** BEGIN RECORDED INFORMATION **

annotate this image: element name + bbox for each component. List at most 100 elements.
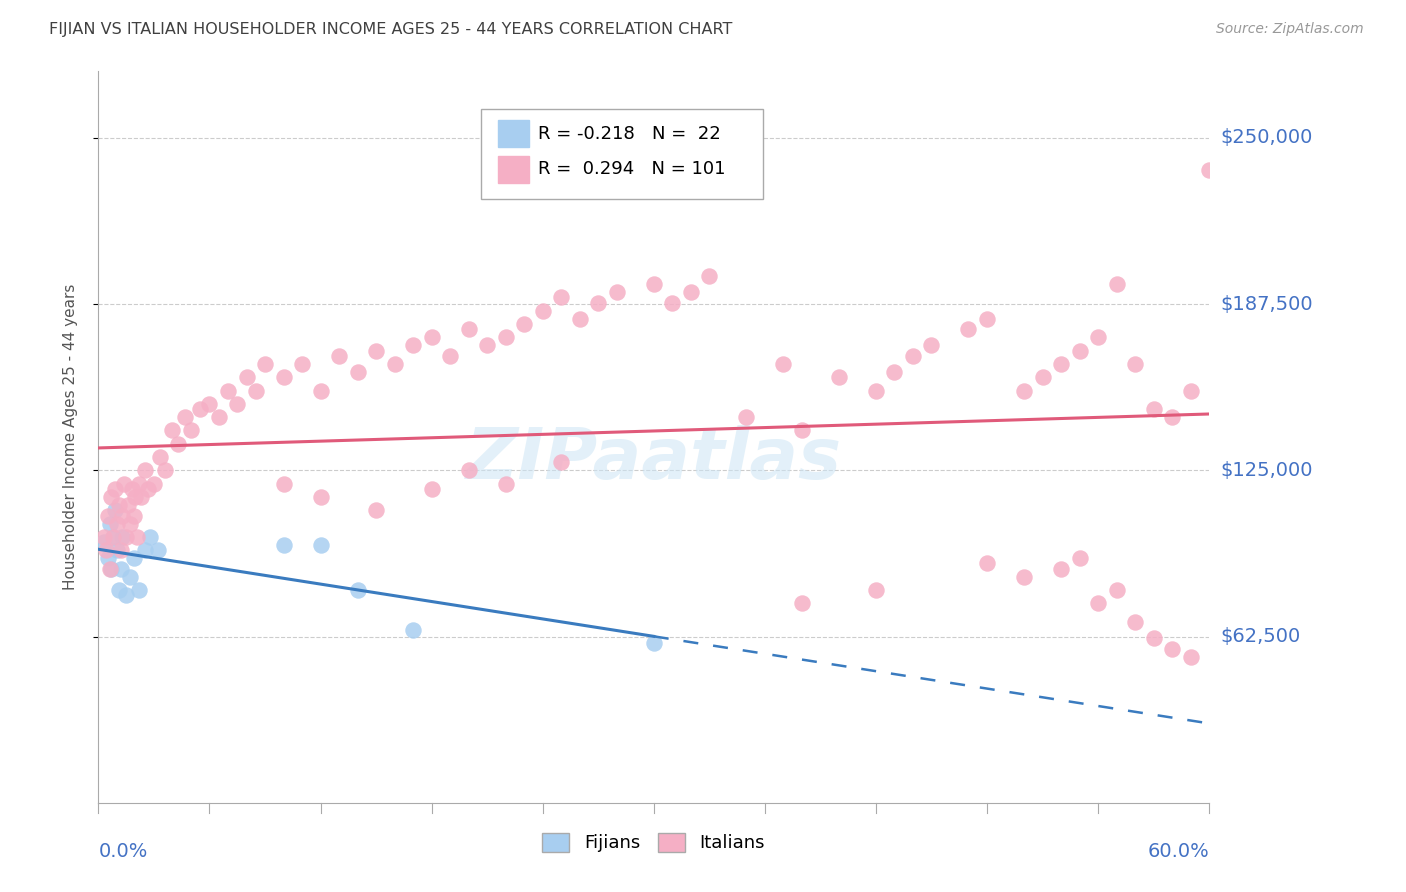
Point — [153, 463, 176, 477]
Text: $250,000: $250,000 — [1220, 128, 1313, 147]
Point — [115, 588, 138, 602]
Point — [124, 490, 146, 504]
Y-axis label: Householder Income Ages 25 - 44 years: Householder Income Ages 25 - 44 years — [63, 284, 77, 591]
Point — [550, 455, 572, 469]
Point — [976, 311, 998, 326]
Point — [1105, 582, 1128, 597]
Point — [139, 530, 162, 544]
Point — [901, 349, 924, 363]
Point — [1123, 615, 1146, 629]
Point — [309, 384, 332, 398]
Point — [103, 530, 125, 544]
Point — [245, 384, 267, 398]
Point — [226, 397, 249, 411]
Point — [98, 562, 121, 576]
Point — [1087, 330, 1109, 344]
Point — [134, 543, 156, 558]
Point — [128, 582, 150, 597]
Point — [104, 482, 127, 496]
Point — [93, 530, 115, 544]
Point — [420, 482, 443, 496]
Point — [976, 557, 998, 571]
Point — [105, 543, 128, 558]
Point — [772, 357, 794, 371]
Point — [309, 490, 332, 504]
Point — [94, 543, 117, 558]
Point — [1180, 384, 1202, 398]
Point — [790, 424, 813, 438]
Point — [495, 330, 517, 344]
Point — [1180, 649, 1202, 664]
Point — [384, 357, 406, 371]
Point — [402, 623, 425, 637]
Point — [134, 463, 156, 477]
Point — [198, 397, 221, 411]
Point — [217, 384, 239, 398]
Point — [273, 370, 295, 384]
Point — [606, 285, 628, 299]
Point — [921, 338, 943, 352]
Text: 60.0%: 60.0% — [1147, 842, 1209, 861]
Point — [138, 482, 160, 496]
Point — [1050, 562, 1073, 576]
Text: 0.0%: 0.0% — [98, 842, 148, 861]
Point — [174, 410, 197, 425]
Point — [1161, 410, 1184, 425]
Point — [568, 311, 591, 326]
Text: $125,000: $125,000 — [1220, 461, 1313, 480]
Point — [110, 562, 132, 576]
Point — [143, 476, 166, 491]
Point — [883, 365, 905, 379]
Point — [188, 402, 211, 417]
Point — [117, 498, 139, 512]
Point — [1143, 631, 1166, 645]
Point — [366, 343, 388, 358]
Point — [111, 508, 134, 523]
Point — [162, 424, 184, 438]
Point — [103, 530, 125, 544]
Point — [735, 410, 758, 425]
Point — [550, 290, 572, 304]
Point — [1161, 641, 1184, 656]
Point — [420, 330, 443, 344]
Point — [1012, 384, 1035, 398]
Point — [107, 498, 129, 512]
Point — [97, 551, 120, 566]
Point — [679, 285, 702, 299]
Point — [1087, 596, 1109, 610]
Text: Source: ZipAtlas.com: Source: ZipAtlas.com — [1216, 22, 1364, 37]
Point — [273, 538, 295, 552]
Point — [1198, 162, 1220, 177]
Point — [148, 450, 170, 464]
Text: R =  0.294   N = 101: R = 0.294 N = 101 — [538, 161, 725, 178]
Point — [146, 543, 169, 558]
Point — [129, 490, 152, 504]
Point — [1032, 370, 1054, 384]
Point — [588, 295, 610, 310]
Point — [112, 476, 135, 491]
Point — [208, 410, 231, 425]
Point — [309, 538, 332, 552]
Point — [235, 370, 257, 384]
Point — [115, 530, 138, 544]
Point — [122, 508, 145, 523]
Point — [1123, 357, 1146, 371]
Point — [1069, 551, 1091, 566]
Point — [661, 295, 683, 310]
Point — [1105, 277, 1128, 292]
Point — [104, 503, 127, 517]
Point — [531, 303, 554, 318]
Point — [1050, 357, 1073, 371]
Text: R = -0.218   N =  22: R = -0.218 N = 22 — [538, 125, 721, 143]
Point — [366, 503, 388, 517]
Point — [253, 357, 276, 371]
Text: FIJIAN VS ITALIAN HOUSEHOLDER INCOME AGES 25 - 44 YEARS CORRELATION CHART: FIJIAN VS ITALIAN HOUSEHOLDER INCOME AGE… — [49, 22, 733, 37]
Point — [107, 582, 129, 597]
Point — [118, 516, 141, 531]
Point — [346, 365, 368, 379]
Point — [865, 582, 887, 597]
Point — [121, 482, 143, 496]
Point — [111, 530, 134, 544]
Point — [1012, 570, 1035, 584]
Point — [180, 424, 202, 438]
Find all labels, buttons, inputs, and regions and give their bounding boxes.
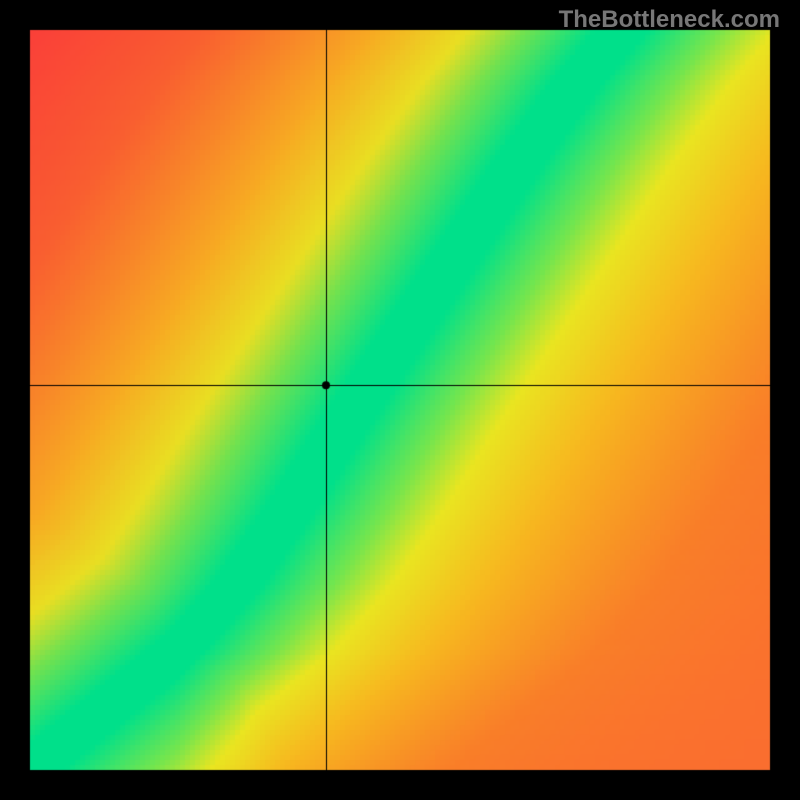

** END RECORDED INFORMATION **

_TASK_
Can you output every line of the entries above as a Markdown table with two columns, No. for the row number and Line for the text, skipping blank lines and leaving out the pictures?

_SOLUTION FOR THIS TASK_
| No. | Line |
|---|---|
| 1 | annotate this image: element name + bbox for each component. List at most 100 elements. |
| 2 | Point — [153, 463, 176, 477] |
| 3 | Text: $250,000: $250,000 — [1220, 128, 1313, 147] |
| 4 | Point — [115, 588, 138, 602] |
| 5 | Point — [124, 490, 146, 504] |
| 6 | Y-axis label: Householder Income Ages 25 - 44 years: Householder Income Ages 25 - 44 years — [63, 284, 77, 591] |
| 7 | Point — [550, 455, 572, 469] |
| 8 | Point — [976, 311, 998, 326] |
| 9 | Point — [1105, 582, 1128, 597] |
| 10 | Point — [139, 530, 162, 544] |
| 11 | Point — [901, 349, 924, 363] |
| 12 | Point — [1123, 615, 1146, 629] |
| 13 | Point — [309, 384, 332, 398] |
| 14 | Point — [103, 530, 125, 544] |
| 15 | Point — [245, 384, 267, 398] |
| 16 | Point — [226, 397, 249, 411] |
| 17 | Point — [98, 562, 121, 576] |
| 18 | Point — [1087, 330, 1109, 344] |
| 19 | Point — [134, 543, 156, 558] |
| 20 | Point — [128, 582, 150, 597] |
| 21 | Point — [104, 482, 127, 496] |
| 22 | Point — [93, 530, 115, 544] |
| 23 | Point — [420, 482, 443, 496] |
| 24 | Point — [976, 557, 998, 571] |
| 25 | Point — [105, 543, 128, 558] |
| 26 | Point — [772, 357, 794, 371] |
| 27 | Point — [309, 490, 332, 504] |
| 28 | Point — [94, 543, 117, 558] |
| 29 | Point — [1180, 384, 1202, 398] |
| 30 | Point — [790, 424, 813, 438] |
| 31 | Point — [495, 330, 517, 344] |
| 32 | Point — [1180, 649, 1202, 664] |
| 33 | Point — [384, 357, 406, 371] |
| 34 | Point — [402, 623, 425, 637] |
| 35 | Point — [134, 463, 156, 477] |
| 36 | Point — [198, 397, 221, 411] |
| 37 | Point — [217, 384, 239, 398] |
| 38 | Point — [273, 370, 295, 384] |
| 39 | Point — [606, 285, 628, 299] |
| 40 | Point — [921, 338, 943, 352] |
| 41 | Text: 60.0%: 60.0% — [1147, 842, 1209, 861] |
| 42 | Point — [138, 482, 160, 496] |
| 43 | Point — [1050, 562, 1073, 576] |
| 44 | Text: 0.0%: 0.0% — [98, 842, 148, 861] |
| 45 | Point — [174, 410, 197, 425] |
| 46 | Point — [1161, 410, 1184, 425] |
| 47 | Point — [568, 311, 591, 326] |
| 48 | Text: $125,000: $125,000 — [1220, 461, 1313, 480] |
| 49 | Point — [110, 562, 132, 576] |
| 50 | Point — [143, 476, 166, 491] |
| 51 | Point — [883, 365, 905, 379] |
| 52 | Point — [188, 402, 211, 417] |
| 53 | Point — [117, 498, 139, 512] |
| 54 | Point — [1143, 631, 1166, 645] |
| 55 | Point — [366, 343, 388, 358] |
| 56 | Point — [111, 508, 134, 523] |
| 57 | Point — [162, 424, 184, 438] |
| 58 | Point — [103, 530, 125, 544] |
| 59 | Point — [735, 410, 758, 425] |
| 60 | Point — [550, 290, 572, 304] |
| 61 | Point — [1161, 641, 1184, 656] |
| 62 | Point — [420, 330, 443, 344] |
| 63 | Point — [1012, 384, 1035, 398] |
| 64 | Point — [107, 498, 129, 512] |
| 65 | Point — [97, 551, 120, 566] |
| 66 | Point — [679, 285, 702, 299] |
| 67 | Point — [1087, 596, 1109, 610] |
| 68 | Text: Source: ZipAtlas.com: Source: ZipAtlas.com — [1216, 22, 1364, 37] |
| 69 | Point — [273, 538, 295, 552] |
| 70 | Point — [1198, 162, 1220, 177] |
| 71 | Point — [148, 450, 170, 464] |
| 72 | Text: R =  0.294   N = 101: R = 0.294 N = 101 — [538, 161, 725, 178] |
| 73 | Point — [146, 543, 169, 558] |
| 74 | Point — [129, 490, 152, 504] |
| 75 | Point — [1032, 370, 1054, 384] |
| 76 | Point — [588, 295, 610, 310] |
| 77 | Point — [112, 476, 135, 491] |
| 78 | Point — [208, 410, 231, 425] |
| 79 | Point — [309, 538, 332, 552] |
| 80 | Point — [235, 370, 257, 384] |
| 81 | Point — [115, 530, 138, 544] |
| 82 | Point — [122, 508, 145, 523] |
| 83 | Point — [1123, 357, 1146, 371] |
| 84 | Point — [1069, 551, 1091, 566] |
| 85 | Point — [661, 295, 683, 310] |
| 86 | Point — [1105, 277, 1128, 292] |
| 87 | Point — [104, 503, 127, 517] |
| 88 | Point — [531, 303, 554, 318] |
| 89 | Point — [1050, 357, 1073, 371] |
| 90 | Text: R = -0.218   N =  22: R = -0.218 N = 22 — [538, 125, 721, 143] |
| 91 | Point — [366, 503, 388, 517] |
| 92 | Point — [253, 357, 276, 371] |
| 93 | Text: FIJIAN VS ITALIAN HOUSEHOLDER INCOME AGES 25 - 44 YEARS CORRELATION CHART: FIJIAN VS ITALIAN HOUSEHOLDER INCOME AGE… — [49, 22, 733, 37] |
| 94 | Point — [107, 582, 129, 597] |
| 95 | Point — [118, 516, 141, 531] |
| 96 | Point — [346, 365, 368, 379] |
| 97 | Point — [865, 582, 887, 597] |
| 98 | Point — [121, 482, 143, 496] |
| 99 | Point — [111, 530, 134, 544] |
| 100 | Point — [1012, 570, 1035, 584] |
| 101 | Point — [180, 424, 202, 438] |
| 102 | Find all labels, buttons, inputs, and regions and give their bounding boxes. |